◆ **DOCUMENT TEXT**
────────────────────

- A MA-1 assault rifle captured by TNLA fighters in Kyaukme.
- Type: Assault rifle; Light machine gun; Designated marksman rifle;
- Place of origin: Myanmar

Service history
- In service: 2002–present
- Used by: See Users
- Wars: Ethnic conflicts in Myanmar; Myanmar civil war;

Production history
- Designer: Yisrael Galili of Israel Military Industries
- Designed: 1991
- Manufacturer: Ka Pa Sa No. 1 Myanmar Fritz Werner Industries
- Produced: 2002–present
- Variants: See Variants

Specifications
- Mass: 4 kg (9 lb) (No Magazine, Mk. I-II); 4.42 kg (10 lb) (No Magazine, Mk. II); 4.66 kg (10 lb) (With Magazine, Mk. I-II);
- Length: 978 mm (39 in) (Mk. I-II); 1,065 mm (42 in) (Mk. I-II); 508 mm (20 in) (Barrel Length, Mk. II);
- Cartridge: 5.56×45mm NATO
- Action: Gas-operated, rotating bolt
- Rate of fire: 950 rounds/min (Mk. I-II); 600-700 rounds/min (Mk. II);
- Muzzle velocity: 950 m/s (3,120 ft/s)
- Effective firing range: 400 m (437 yd)
- Feed system: 35-, 50-, or 65-round box magazine (Galil-based); 30-round magazine (For Mk. II variants c. 2019); 70 or 100-round drum magazine (MA-2); 10-round magazine (MA-S Mk. I); 20-round magazine (MA-S Mk. II);
- Sights: Iron sights; Scopes (MAS);

= DI MA-1 =

2002 assault rifle made in Myanmar

The DI MA-1 (Note: Sometimes known as the MA1.) is a family of Burmese-made assault rifles chambered for 5.56×45mm NATO, produced by the Myanmar Directorate of Defence Industries.

The MA designation on the weapon means Myanmar Army. The series are sometimes erroneously referred to as the EMERK-3.

==History==
The Tatmadaw was armed with the BA63 (Burma Army 63), the Myanma-made version of the Heckler & Koch G3A3 battle rifle made under license agreement with West Germany under the Ka Pa Sa factories in partnership with Fritz Werner Industry Ausrustungen-Gmbh (FRG) and the German Technical Corporation Agency. However, it was considered too heavy for Myanma soldiers to use in jungle warfare.

────────────────────

◆ **DATASET EXCERPTS**

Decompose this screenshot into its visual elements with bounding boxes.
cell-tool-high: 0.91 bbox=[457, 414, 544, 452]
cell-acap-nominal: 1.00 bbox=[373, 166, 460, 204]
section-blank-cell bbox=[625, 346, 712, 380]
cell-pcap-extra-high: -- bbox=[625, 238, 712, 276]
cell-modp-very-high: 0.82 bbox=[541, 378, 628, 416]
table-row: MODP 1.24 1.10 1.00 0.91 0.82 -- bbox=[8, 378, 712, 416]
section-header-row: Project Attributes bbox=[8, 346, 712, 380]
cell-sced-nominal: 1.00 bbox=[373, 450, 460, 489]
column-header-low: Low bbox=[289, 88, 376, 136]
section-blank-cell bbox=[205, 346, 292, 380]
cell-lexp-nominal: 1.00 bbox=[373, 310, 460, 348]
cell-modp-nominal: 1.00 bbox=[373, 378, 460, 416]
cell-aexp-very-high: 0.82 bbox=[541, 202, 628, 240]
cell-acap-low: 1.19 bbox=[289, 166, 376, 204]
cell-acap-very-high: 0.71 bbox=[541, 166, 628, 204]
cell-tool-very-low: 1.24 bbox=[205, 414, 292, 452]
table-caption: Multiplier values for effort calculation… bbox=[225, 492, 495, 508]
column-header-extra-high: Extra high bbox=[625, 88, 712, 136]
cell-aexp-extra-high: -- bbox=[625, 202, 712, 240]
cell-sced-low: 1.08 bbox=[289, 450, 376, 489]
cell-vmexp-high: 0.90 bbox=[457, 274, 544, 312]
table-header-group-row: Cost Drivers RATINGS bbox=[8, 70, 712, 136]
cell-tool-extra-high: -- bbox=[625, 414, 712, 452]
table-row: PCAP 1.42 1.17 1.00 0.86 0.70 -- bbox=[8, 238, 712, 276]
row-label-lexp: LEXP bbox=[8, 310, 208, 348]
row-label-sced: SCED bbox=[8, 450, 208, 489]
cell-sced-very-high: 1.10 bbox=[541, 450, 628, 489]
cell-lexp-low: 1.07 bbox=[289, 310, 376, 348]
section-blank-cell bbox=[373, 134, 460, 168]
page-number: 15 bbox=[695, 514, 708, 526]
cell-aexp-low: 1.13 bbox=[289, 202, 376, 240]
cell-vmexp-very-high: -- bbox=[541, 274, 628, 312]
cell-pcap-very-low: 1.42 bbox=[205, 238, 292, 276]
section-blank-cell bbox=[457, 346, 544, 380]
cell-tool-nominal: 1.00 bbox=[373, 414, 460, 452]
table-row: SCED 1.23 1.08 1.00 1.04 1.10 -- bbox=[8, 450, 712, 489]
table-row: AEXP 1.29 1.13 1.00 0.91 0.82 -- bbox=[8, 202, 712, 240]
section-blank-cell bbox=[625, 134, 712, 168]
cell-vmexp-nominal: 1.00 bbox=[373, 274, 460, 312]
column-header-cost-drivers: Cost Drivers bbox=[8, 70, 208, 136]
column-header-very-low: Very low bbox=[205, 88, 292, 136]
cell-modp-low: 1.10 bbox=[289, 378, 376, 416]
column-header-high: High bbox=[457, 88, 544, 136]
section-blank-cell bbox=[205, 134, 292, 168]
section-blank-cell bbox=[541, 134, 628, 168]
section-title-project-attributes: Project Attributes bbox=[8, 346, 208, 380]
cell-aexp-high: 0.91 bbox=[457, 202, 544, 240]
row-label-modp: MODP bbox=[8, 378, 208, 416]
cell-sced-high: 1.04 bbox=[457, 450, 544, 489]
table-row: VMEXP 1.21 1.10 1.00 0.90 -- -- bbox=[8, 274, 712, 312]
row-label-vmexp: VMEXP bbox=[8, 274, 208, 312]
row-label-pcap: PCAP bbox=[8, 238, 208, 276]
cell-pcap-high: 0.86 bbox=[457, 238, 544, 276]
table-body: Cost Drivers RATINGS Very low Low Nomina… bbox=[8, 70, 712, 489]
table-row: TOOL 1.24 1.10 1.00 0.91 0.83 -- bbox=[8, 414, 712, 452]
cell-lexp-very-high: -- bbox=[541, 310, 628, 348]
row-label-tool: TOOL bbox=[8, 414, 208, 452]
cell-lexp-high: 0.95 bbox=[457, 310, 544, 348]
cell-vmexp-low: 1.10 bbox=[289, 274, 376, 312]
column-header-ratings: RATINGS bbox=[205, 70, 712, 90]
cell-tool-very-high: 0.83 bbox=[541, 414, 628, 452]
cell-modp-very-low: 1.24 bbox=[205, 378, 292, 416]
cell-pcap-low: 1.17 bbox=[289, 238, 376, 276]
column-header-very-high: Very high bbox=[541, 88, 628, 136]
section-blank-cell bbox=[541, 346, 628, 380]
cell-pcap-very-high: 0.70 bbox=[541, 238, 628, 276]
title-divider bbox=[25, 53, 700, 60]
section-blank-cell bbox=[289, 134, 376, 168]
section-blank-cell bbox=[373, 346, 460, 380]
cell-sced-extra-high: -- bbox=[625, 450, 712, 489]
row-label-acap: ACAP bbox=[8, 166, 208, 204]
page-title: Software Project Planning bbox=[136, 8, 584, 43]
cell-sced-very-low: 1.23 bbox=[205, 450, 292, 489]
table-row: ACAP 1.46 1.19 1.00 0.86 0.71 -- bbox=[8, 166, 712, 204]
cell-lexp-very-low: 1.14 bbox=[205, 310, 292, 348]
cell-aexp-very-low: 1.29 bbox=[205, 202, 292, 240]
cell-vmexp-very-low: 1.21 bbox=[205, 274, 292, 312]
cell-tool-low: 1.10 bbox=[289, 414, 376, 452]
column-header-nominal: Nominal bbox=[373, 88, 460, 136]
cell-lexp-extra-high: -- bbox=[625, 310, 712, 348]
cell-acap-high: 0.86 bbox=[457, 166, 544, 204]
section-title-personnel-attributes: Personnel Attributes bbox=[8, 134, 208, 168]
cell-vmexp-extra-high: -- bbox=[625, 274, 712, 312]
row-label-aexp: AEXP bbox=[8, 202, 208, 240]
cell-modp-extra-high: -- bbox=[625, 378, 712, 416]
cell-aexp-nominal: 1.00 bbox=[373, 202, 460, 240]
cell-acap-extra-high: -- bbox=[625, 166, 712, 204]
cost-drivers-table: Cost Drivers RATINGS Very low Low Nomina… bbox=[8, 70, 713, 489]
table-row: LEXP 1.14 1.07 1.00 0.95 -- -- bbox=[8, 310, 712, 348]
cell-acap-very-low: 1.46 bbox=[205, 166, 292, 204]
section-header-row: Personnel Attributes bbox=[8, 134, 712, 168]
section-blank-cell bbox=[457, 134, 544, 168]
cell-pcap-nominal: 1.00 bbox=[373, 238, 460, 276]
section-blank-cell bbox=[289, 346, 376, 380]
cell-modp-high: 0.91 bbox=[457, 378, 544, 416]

────────────────────

◆ **TASK PROMPT**
Carry on the article on the DI MA-1 rifle from its last sentence, "However, it was considered too heavy for Myanma soldiers to use in jungle warfare."

◆ **FINAL ANSWER**
A team of engineers from IMI reportedly visited Yangon in 1991, helping with preparing the foundation to manufacture the MA-1s. Reports cite Israel's support of Myanmar in developing the MA-1 despite repeated denials by Israeli officials based in Myanmar, Singapore and Thailand.

Serial production started in 2002 after signing an agreement with IMI. The assault rifles were mostly made at Ka Pa Sa No 1 or DI-1, a factory located near Inya Lake that serves as the main factory.

According to William Ashton, Israel sought Myanmar out in order to gain international allies due to the constant threat of being surrounded by hostile states in the Middle East.

===Operational use===
The MA-series was first spotted in the early 2000s at numerous Tatmadaw Armed Forces Day parades and demonstrations, replacing the previous Heckler & Koch G3 rifles that were in service.

By 2009, it was reported that the Tatmadaw was almost fully equipped with the MA series. From 2014, the Mk II variant is being used by the Tatmadaw as their standard rifle. Plans were made to fully adopt the DI MA-1 Mk. III, but plans are halted due to quality issues.

MA rifles have also been seen usage by the insurgent groups, captured from Tatmadaw forces or from defecting soldiers.

MA-1 and MA-3s have been documented in use by the PDF in the civil war since May 2023, with most being captures from Myanmar government soldiers and police officers.

Some MA-3s were reportedly seen in Manipur, where they were confiscated in raids in July 2024.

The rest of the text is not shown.